#### EXCERPT:

--- start ---

How economic sanctions arose in the three decades after World War I and developed into their modern form is the subject of this book. Their emergence signaled the rise of a distinctively liberal approach to world conflict, one that is very much alive and well today. Sanctions shifted the boundary between war and peace, produced new ways to map and manipulate the fabric of the world economy, changed how liberalism conceived of coercion, and altered the course of international law. They caught on rapidly as an idea propounded by political elites, civic associations, and technical experts in Europe’s largest democracies, Britain and France, but also in Weimar Germany, in early Fascist Italy, and in the United States. But then as now, sanctions aroused opposition. From the outbreak of war in 1914 until the creation of the United Nations Organization in 1945, a diverse assortment of internationalists and their equally varied opponents engaged in a high-stakes struggle about whether the world could be made safe for economic sanctions.
When the victors of World War I incorporated the economic weapon into Article 16 of the Covenant of the League of Nations, they transformed it from a wartime to a peacetime institution. Like other innovative aspects of the League’s work in the realms of global economic governance, world health, and international justice, sanctions outlived the organization itself and continued as part of the United Nations after World War II. Since the end of the Cold War their use has surged; today they are used with great frequency. In retrospect the economic weapon reveals itself as one of liberal internationalism’s most enduring innovations of the twentieth century and a key to understanding its paradoxical approach to war and peace. Based on archival and published materials in five languages across six countries, this book provides a history of the origins of this instrument.

--- end ---

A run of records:
--- start ---

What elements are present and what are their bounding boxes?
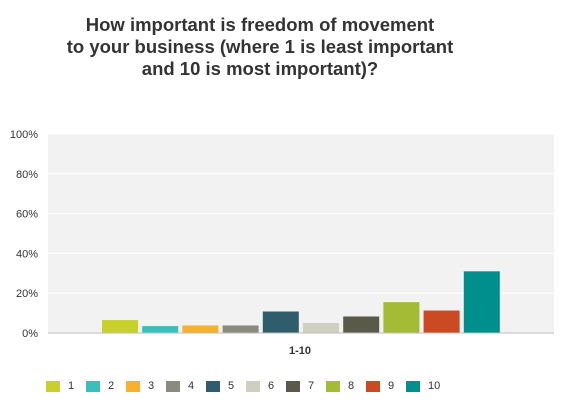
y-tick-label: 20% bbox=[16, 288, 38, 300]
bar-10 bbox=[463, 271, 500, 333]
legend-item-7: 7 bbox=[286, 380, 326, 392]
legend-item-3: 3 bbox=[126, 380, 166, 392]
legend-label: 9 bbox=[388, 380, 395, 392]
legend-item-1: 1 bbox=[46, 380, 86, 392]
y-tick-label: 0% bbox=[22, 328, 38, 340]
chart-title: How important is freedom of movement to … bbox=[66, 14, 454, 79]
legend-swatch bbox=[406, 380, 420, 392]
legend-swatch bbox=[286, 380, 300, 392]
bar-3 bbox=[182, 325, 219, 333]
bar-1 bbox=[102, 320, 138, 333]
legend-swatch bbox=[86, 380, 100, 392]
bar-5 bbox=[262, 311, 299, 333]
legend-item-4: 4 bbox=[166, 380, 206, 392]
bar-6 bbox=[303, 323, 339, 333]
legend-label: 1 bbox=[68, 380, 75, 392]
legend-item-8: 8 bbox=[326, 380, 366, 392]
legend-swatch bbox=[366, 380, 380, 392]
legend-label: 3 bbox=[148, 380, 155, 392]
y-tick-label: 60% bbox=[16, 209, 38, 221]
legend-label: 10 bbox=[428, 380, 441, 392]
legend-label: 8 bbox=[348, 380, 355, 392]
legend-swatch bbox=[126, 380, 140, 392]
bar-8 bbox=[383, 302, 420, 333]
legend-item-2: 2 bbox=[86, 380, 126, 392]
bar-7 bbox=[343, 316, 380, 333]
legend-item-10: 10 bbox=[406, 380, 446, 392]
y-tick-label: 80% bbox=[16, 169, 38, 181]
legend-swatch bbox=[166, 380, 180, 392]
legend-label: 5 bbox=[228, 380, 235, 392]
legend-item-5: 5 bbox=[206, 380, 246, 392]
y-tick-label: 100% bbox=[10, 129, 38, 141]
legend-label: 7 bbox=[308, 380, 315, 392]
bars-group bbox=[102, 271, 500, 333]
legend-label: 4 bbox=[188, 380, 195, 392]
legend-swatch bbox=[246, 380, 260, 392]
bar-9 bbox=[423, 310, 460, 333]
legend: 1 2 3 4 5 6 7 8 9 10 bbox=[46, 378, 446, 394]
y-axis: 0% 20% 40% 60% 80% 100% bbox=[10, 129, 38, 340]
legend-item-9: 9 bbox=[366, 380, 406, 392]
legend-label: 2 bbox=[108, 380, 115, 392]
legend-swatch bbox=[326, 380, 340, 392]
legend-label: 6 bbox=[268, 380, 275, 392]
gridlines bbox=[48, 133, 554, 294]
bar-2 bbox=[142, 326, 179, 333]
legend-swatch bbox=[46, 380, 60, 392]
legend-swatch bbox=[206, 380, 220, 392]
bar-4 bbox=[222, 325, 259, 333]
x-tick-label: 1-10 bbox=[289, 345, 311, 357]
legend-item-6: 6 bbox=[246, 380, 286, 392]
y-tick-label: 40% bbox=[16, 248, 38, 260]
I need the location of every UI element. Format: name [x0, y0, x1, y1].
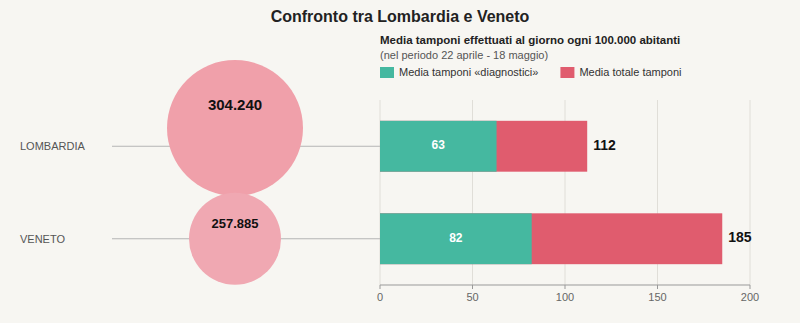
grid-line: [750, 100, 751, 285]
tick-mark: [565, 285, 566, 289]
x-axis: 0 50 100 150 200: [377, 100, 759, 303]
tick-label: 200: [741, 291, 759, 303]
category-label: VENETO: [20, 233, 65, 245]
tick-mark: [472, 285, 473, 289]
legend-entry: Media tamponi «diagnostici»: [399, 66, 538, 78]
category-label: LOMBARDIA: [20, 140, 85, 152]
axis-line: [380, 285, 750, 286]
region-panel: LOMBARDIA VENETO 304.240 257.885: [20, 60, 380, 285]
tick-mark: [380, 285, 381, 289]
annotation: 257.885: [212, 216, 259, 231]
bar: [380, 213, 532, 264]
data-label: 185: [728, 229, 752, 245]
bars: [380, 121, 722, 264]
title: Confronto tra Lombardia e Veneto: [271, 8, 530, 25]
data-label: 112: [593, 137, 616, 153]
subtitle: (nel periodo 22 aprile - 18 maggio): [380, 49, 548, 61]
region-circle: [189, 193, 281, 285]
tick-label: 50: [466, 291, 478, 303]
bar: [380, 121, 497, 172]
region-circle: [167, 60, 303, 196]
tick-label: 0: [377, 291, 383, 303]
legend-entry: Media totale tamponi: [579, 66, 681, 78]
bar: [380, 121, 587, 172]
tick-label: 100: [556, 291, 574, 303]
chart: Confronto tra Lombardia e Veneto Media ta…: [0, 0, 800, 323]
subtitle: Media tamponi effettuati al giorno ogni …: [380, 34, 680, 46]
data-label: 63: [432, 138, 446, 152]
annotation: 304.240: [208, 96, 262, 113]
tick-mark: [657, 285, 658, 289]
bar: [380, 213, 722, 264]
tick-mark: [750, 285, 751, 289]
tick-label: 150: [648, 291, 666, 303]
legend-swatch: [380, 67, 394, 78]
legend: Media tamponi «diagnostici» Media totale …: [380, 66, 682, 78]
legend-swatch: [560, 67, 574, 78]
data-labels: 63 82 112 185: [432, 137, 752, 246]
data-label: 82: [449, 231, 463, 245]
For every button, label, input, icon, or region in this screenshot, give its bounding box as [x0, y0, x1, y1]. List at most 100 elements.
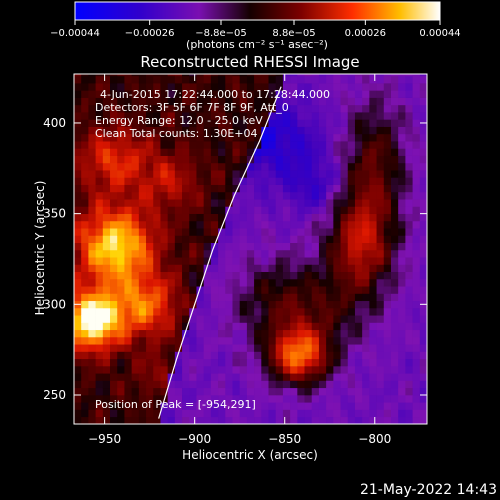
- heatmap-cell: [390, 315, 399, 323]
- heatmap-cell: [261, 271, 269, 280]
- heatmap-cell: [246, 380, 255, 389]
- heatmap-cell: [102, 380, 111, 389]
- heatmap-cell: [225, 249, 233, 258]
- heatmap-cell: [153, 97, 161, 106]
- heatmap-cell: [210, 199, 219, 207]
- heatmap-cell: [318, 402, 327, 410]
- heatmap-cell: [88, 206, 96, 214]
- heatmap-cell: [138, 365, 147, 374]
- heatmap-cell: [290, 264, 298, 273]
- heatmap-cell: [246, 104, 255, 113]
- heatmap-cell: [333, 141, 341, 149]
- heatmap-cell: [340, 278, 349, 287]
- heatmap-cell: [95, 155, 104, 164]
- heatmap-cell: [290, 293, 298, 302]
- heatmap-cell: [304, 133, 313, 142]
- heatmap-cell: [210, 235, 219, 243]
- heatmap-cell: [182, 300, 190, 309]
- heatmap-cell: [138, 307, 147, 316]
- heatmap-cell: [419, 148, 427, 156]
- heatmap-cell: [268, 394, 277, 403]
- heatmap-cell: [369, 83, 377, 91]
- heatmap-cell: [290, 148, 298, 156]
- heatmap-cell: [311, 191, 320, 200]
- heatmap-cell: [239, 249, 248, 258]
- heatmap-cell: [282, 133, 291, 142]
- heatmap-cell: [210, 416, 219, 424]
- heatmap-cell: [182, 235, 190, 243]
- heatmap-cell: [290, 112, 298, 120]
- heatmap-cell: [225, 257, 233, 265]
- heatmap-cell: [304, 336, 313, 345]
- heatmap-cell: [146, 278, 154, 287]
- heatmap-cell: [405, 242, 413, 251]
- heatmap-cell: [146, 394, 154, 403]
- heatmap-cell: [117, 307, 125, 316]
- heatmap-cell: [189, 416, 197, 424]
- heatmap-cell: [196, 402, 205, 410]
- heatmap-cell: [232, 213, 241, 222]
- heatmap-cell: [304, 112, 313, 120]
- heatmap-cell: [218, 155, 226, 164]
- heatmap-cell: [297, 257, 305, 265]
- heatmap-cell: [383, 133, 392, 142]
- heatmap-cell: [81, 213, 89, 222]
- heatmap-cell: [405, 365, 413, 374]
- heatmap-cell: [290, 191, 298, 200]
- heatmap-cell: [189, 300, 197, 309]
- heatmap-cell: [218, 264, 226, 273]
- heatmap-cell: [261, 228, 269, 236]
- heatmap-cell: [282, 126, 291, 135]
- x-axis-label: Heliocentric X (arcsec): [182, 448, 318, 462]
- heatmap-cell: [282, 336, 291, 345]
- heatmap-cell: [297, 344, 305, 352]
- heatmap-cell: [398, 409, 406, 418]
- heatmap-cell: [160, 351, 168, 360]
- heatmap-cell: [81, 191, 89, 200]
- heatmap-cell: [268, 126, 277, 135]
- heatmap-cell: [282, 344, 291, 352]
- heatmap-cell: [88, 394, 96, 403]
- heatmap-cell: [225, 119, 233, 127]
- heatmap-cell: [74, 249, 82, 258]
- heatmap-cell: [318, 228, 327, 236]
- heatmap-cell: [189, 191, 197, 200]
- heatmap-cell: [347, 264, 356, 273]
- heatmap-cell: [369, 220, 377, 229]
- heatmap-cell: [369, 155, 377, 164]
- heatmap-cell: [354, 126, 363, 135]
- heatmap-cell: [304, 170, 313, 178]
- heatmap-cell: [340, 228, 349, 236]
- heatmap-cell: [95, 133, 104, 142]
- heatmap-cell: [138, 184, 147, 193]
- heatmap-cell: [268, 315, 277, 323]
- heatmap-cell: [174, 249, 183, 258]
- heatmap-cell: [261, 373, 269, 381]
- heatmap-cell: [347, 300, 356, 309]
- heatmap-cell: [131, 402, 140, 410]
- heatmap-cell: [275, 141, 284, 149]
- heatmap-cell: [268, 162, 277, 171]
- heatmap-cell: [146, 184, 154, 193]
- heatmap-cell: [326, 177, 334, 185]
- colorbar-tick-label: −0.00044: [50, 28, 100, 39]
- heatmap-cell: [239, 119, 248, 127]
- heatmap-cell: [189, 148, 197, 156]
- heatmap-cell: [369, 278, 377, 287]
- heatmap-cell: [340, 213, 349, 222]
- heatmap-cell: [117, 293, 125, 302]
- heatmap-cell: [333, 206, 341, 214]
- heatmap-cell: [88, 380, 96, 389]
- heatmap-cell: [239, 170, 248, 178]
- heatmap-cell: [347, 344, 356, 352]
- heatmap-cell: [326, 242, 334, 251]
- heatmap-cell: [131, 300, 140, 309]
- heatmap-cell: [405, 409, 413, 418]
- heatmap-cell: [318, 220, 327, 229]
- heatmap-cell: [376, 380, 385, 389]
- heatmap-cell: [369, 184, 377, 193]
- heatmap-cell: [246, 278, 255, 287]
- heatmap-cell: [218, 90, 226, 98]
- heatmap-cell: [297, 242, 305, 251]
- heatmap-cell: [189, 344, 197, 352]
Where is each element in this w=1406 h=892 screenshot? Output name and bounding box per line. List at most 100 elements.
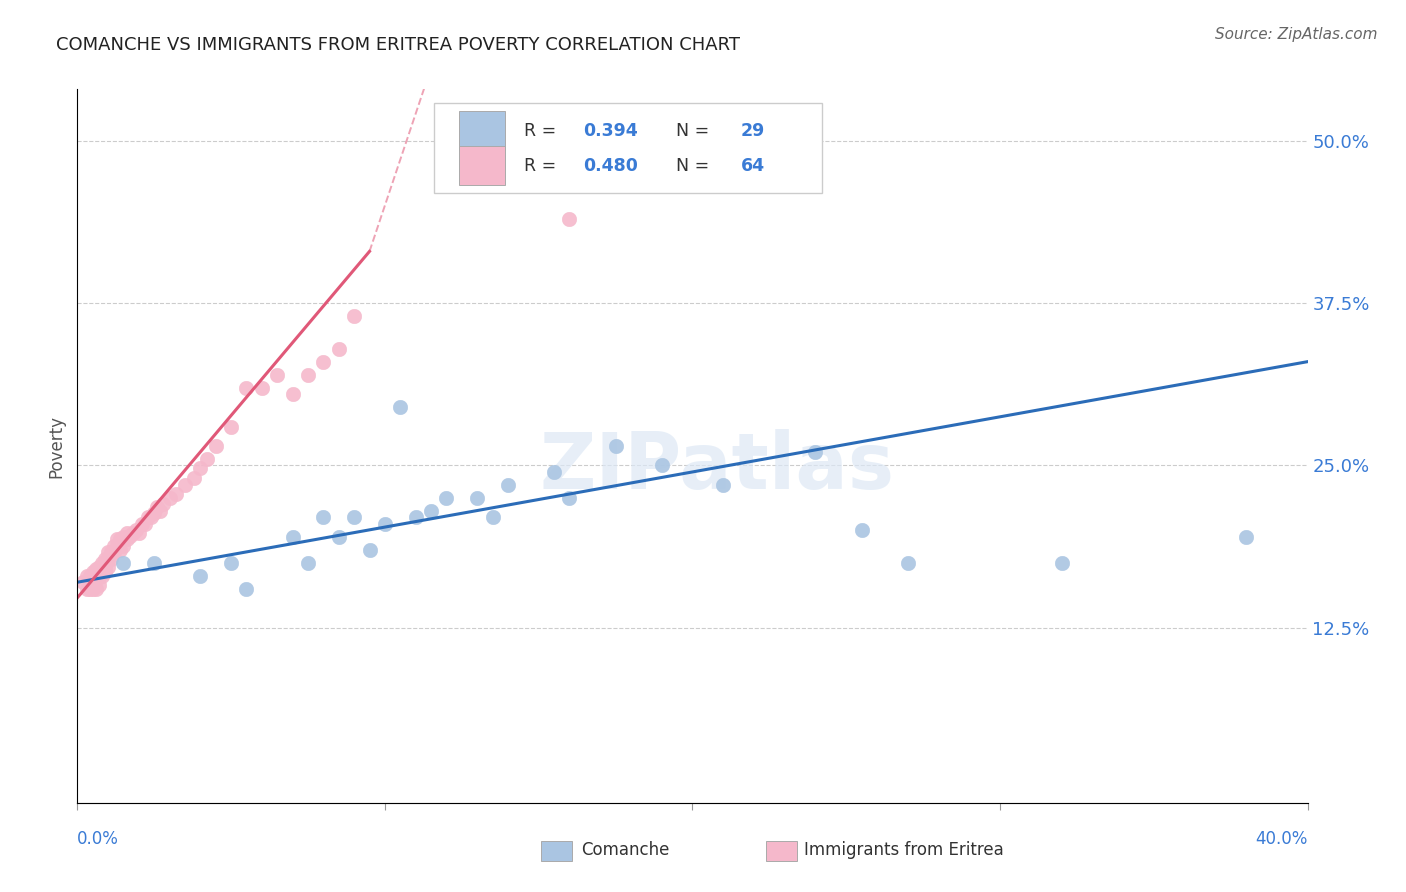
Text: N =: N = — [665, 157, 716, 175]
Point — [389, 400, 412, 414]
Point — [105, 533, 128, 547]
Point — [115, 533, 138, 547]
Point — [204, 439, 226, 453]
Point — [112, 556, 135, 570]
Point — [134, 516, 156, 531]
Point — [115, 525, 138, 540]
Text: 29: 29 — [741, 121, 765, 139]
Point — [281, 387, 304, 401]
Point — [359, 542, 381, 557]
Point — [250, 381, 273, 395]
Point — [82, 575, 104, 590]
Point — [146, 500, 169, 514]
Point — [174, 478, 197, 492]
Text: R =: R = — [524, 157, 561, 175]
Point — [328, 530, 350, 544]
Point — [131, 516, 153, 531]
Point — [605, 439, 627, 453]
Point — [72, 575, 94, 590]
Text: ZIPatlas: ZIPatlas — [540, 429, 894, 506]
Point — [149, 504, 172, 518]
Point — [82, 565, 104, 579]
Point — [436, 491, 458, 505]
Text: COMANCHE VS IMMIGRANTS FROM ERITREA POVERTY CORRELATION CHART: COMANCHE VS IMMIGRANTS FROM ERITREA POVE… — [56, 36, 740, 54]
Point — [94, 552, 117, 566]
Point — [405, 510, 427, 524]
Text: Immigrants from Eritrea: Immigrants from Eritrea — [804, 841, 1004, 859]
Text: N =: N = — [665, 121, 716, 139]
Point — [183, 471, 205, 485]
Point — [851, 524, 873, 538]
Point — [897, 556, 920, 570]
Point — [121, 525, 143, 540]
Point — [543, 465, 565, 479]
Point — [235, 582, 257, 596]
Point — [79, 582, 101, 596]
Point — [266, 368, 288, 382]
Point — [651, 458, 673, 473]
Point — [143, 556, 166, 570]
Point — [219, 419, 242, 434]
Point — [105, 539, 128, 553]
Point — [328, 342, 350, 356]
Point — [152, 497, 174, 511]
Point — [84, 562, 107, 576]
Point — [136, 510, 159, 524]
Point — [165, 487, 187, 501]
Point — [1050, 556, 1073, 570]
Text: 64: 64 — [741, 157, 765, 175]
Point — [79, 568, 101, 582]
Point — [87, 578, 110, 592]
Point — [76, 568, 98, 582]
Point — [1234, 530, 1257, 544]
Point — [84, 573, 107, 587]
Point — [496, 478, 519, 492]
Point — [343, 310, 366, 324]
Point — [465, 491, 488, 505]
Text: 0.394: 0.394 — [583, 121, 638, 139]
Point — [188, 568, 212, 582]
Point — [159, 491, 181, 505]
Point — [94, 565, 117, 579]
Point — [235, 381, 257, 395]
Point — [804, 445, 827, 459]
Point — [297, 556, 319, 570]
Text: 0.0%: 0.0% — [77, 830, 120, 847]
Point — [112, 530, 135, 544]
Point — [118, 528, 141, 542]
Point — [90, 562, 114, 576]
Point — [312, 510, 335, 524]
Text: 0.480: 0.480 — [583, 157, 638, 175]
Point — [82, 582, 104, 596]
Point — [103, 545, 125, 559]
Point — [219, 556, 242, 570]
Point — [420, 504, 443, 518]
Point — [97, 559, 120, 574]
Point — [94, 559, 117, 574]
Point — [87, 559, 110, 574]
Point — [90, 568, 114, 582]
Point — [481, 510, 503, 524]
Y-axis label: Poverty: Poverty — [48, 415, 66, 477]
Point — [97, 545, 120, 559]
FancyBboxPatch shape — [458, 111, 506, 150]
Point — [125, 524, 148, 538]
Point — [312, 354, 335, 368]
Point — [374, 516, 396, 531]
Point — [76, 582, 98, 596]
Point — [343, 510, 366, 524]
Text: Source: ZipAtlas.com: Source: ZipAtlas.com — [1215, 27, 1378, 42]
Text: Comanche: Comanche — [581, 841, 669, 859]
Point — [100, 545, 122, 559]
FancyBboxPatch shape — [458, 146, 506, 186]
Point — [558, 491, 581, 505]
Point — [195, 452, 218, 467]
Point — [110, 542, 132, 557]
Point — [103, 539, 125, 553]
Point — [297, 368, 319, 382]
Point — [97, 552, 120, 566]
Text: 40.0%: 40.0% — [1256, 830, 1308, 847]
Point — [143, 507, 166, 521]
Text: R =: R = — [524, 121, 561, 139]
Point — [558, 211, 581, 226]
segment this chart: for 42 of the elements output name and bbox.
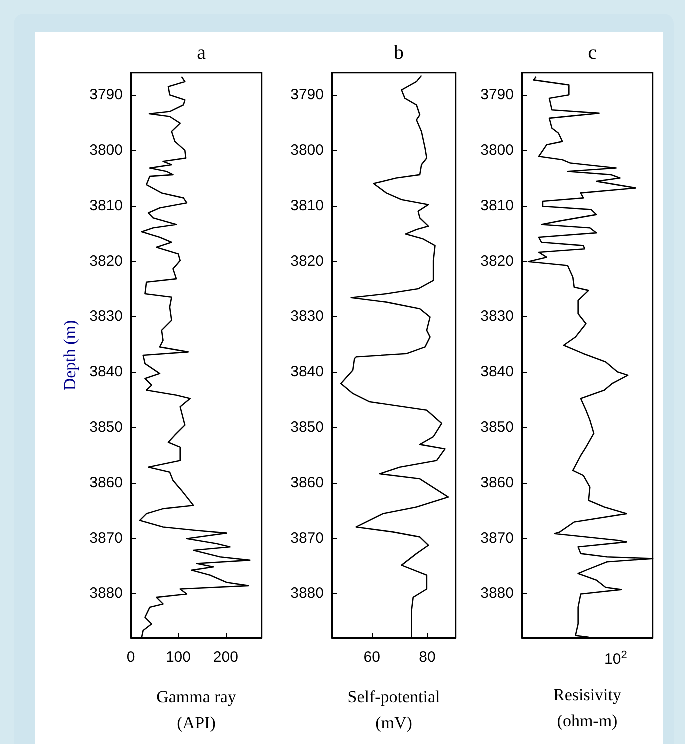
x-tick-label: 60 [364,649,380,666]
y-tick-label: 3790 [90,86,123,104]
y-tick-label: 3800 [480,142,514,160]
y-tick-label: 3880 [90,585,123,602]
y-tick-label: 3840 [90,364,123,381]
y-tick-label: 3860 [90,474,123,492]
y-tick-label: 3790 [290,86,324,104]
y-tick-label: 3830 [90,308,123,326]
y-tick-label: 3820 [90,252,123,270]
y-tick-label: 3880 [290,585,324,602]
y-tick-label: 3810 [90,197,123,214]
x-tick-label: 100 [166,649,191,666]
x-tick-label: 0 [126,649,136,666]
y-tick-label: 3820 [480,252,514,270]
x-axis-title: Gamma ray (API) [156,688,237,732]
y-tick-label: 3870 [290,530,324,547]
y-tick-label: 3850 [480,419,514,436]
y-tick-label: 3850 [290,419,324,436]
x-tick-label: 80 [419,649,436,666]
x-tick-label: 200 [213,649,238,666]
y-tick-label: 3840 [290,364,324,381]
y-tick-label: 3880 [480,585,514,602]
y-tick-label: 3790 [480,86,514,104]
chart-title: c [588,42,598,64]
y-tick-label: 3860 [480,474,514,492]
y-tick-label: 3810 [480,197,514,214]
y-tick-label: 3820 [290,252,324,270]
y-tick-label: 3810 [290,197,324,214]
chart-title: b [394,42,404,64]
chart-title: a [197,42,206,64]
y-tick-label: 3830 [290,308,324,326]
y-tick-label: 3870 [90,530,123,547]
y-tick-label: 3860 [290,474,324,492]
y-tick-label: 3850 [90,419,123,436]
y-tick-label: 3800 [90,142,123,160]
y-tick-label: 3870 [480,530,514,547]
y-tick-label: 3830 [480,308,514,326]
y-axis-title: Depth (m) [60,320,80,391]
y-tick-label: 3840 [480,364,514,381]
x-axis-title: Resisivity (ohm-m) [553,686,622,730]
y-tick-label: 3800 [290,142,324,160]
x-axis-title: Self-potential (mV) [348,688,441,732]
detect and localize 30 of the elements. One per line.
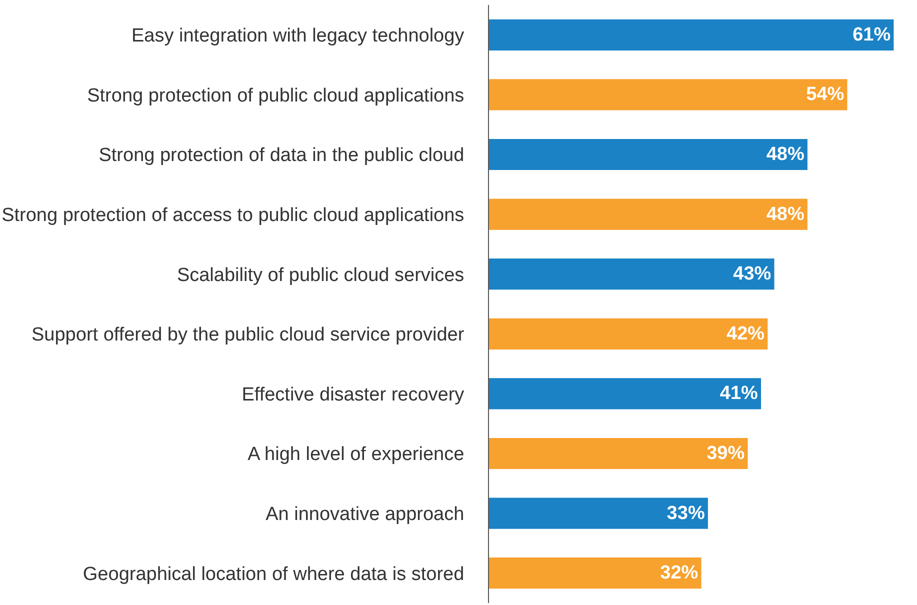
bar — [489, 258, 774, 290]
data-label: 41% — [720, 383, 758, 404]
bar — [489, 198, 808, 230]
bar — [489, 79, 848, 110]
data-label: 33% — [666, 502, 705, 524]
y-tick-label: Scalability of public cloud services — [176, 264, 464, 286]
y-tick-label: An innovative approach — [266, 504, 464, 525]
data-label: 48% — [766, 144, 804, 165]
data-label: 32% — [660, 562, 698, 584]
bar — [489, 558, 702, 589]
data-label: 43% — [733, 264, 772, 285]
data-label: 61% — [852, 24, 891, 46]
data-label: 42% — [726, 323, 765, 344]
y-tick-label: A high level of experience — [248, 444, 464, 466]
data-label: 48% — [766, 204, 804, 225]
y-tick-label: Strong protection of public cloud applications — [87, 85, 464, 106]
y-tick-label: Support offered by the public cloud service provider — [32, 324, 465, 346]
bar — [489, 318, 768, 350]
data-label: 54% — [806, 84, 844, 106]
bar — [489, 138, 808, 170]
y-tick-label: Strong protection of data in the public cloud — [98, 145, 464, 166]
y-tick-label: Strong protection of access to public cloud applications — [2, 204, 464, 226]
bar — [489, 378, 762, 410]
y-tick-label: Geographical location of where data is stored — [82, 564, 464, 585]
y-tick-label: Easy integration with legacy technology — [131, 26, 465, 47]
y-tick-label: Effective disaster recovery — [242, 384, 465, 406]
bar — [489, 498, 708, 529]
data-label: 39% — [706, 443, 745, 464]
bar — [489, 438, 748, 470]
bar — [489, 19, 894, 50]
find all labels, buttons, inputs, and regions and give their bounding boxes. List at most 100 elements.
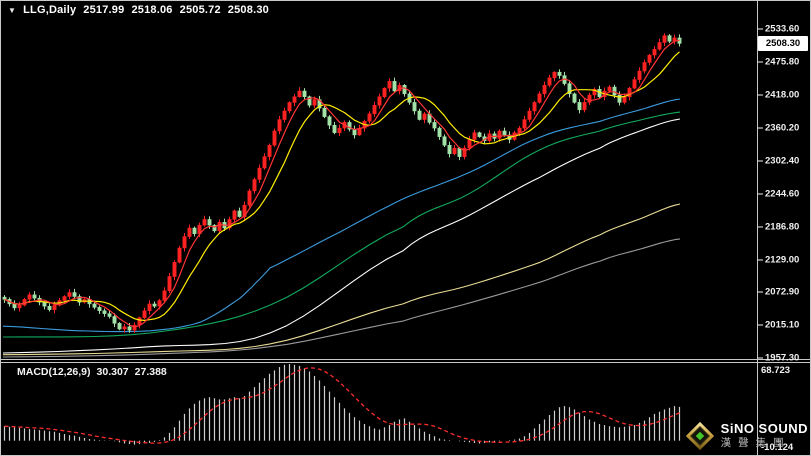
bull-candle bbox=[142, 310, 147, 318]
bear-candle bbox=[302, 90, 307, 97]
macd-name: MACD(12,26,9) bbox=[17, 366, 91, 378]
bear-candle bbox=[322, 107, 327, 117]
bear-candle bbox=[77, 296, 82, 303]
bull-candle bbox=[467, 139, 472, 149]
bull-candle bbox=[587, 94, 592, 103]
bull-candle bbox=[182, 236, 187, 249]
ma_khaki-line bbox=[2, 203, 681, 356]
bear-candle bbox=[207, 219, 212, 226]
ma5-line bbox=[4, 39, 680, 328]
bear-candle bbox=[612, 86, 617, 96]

--- end ---

#### WORK INSTRUCTIONS:
Transcribe the passage on the origins of economic sanctions word for word, starting at "When the victors" and ending at "of this instrument.".

#### REPLY:
When the victors of World War I incorporated the economic weapon into Article 16 of the Covenant of the League of Nations, they transformed it from a wartime to a peacetime institution. Like other innovative aspects of the League’s work in the realms of global economic governance, world health, and international justice, sanctions outlived the organization itself and continued as part of the United Nations after World War II. Since the end of the Cold War their use has surged; today they are used with great frequency. In retrospect the economic weapon reveals itself as one of liberal internationalism’s most enduring innovations of the twentieth century and a key to understanding its paradoxical approach to war and peace. Based on archival and published materials in five languages across six countries, this book provides a history of the origins of this instrument.